WHAT TO WORK ON
Repeat the material exactly, leaving nothing out.

SUPPLIED RECORDS

******

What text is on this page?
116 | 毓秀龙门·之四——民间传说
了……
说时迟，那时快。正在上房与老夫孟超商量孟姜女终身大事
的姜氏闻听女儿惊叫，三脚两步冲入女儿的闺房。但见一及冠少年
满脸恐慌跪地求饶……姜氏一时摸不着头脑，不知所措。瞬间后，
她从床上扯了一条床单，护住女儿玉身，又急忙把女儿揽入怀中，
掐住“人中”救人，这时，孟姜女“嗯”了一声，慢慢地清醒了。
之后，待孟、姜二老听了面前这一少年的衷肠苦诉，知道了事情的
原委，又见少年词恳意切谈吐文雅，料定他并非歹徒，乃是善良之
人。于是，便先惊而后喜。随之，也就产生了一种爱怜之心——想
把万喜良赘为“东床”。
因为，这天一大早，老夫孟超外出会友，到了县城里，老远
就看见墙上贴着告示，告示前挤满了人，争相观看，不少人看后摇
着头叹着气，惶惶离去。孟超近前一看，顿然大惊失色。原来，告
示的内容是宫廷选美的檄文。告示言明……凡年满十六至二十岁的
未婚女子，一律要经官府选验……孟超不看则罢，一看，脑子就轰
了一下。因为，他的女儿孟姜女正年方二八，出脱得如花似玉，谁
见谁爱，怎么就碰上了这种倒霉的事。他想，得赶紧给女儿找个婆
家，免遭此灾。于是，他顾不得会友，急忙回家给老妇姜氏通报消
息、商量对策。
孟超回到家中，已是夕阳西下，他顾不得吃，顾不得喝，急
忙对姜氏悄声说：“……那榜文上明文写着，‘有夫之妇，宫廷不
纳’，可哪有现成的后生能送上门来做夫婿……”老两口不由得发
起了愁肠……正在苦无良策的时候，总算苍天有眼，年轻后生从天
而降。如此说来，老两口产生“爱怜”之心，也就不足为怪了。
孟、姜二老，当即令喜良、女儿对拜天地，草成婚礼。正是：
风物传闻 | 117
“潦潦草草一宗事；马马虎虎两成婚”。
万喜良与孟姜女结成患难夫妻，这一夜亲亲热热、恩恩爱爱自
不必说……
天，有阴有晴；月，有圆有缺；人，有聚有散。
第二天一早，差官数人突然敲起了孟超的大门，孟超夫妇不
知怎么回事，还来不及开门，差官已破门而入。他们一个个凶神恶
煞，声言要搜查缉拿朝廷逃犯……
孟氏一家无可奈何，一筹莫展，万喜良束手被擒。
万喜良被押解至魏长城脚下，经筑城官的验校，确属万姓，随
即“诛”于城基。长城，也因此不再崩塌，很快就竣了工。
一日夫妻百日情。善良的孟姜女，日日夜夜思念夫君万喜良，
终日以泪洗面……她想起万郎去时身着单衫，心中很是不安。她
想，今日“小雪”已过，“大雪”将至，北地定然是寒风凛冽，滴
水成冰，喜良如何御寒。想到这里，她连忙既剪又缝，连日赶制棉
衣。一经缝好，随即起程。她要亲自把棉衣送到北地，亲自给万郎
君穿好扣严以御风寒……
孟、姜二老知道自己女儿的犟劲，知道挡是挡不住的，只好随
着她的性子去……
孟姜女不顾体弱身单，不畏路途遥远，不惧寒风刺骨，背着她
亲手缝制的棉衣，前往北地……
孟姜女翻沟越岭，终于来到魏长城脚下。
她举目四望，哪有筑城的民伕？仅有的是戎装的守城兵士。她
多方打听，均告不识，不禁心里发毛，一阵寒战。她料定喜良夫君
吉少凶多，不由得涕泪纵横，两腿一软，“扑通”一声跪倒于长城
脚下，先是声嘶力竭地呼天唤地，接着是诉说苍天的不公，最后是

******

WRITTEN SOLUTION
What text is on this page?
116 | 毓秀龙门·之四——民间传说
了……
说时迟，那时快。正在上房与老夫孟超商量孟姜女终身大事
的姜氏闻听女儿惊叫，三脚两步冲入女儿的闺房。但见一及冠少年
满脸恐慌跪地求饶……姜氏一时摸不着头脑，不知所措。瞬间后，
她从床上扯了一条床单，护住女儿玉身，又急忙把女儿揽入怀中，
掐住“人中”救人，这时，孟姜女“嗯”了一声，慢慢地清醒了。
之后，待孟、姜二老听了面前这一少年的衷肠苦诉，知道了事情的
原委，又见少年词恳意切谈吐文雅，料定他并非歹徒，乃是善良之
人。于是，便先惊而后喜。随之，也就产生了一种爱怜之心——想
把万喜良赘为“东床”。
因为，这天一大早，老夫孟超外出会友，到了县城里，老远
就看见墙上贴着告示，告示前挤满了人，争相观看，不少人看后摇
着头叹着气，惶惶离去。孟超近前一看，顿然大惊失色。原来，告
示的内容是宫廷选美的檄文。告示言明……凡年满十六至二十岁的
未婚女子，一律要经官府选验……孟超不看则罢，一看，脑子就轰
了一下。因为，他的女儿孟姜女正年方二八，出脱得如花似玉，谁
见谁爱，怎么就碰上了这种倒霉的事。他想，得赶紧给女儿找个婆
家，免遭此灾。于是，他顾不得会友，急忙回家给老妇姜氏通报消
息、商量对策。
孟超回到家中，已是夕阳西下，他顾不得吃，顾不得喝，急
忙对姜氏悄声说：“……那榜文上明文写着，‘有夫之妇，宫廷不
纳’，可哪有现成的后生能送上门来做夫婿……”老两口不由得发
起了愁肠……正在苦无良策的时候，总算苍天有眼，年轻后生从天
而降。如此说来，老两口产生“爱怜”之心，也就不足为怪了。
孟、姜二老，当即令喜良、女儿对拜天地，草成婚礼。正是：
风物传闻 | 117
“潦潦草草一宗事；马马虎虎两成婚”。
万喜良与孟姜女结成患难夫妻，这一夜亲亲热热、恩恩爱爱自
不必说……
天，有阴有晴；月，有圆有缺；人，有聚有散。
第二天一早，差官数人突然敲起了孟超的大门，孟超夫妇不
知怎么回事，还来不及开门，差官已破门而入。他们一个个凶神恶
煞，声言要搜查缉拿朝廷逃犯……
孟氏一家无可奈何，一筹莫展，万喜良束手被擒。
万喜良被押解至魏长城脚下，经筑城官的验校，确属万姓，随
即“诛”于城基。长城，也因此不再崩塌，很快就竣了工。
一日夫妻百日情。善良的孟姜女，日日夜夜思念夫君万喜良，
终日以泪洗面……她想起万郎去时身着单衫，心中很是不安。她
想，今日“小雪”已过，“大雪”将至，北地定然是寒风凛冽，滴
水成冰，喜良如何御寒。想到这里，她连忙既剪又缝，连日赶制棉
衣。一经缝好，随即起程。她要亲自把棉衣送到北地，亲自给万郎
君穿好扣严以御风寒……
孟、姜二老知道自己女儿的犟劲，知道挡是挡不住的，只好随
着她的性子去……
孟姜女不顾体弱身单，不畏路途遥远，不惧寒风刺骨，背着她
亲手缝制的棉衣，前往北地……
孟姜女翻沟越岭，终于来到魏长城脚下。
她举目四望，哪有筑城的民伕？仅有的是戎装的守城兵士。她
多方打听，均告不识，不禁心里发毛，一阵寒战。她料定喜良夫君
吉少凶多，不由得涕泪纵横，两腿一软，“扑通”一声跪倒于长城
脚下，先是声嘶力竭地呼天唤地，接着是诉说苍天的不公，最后是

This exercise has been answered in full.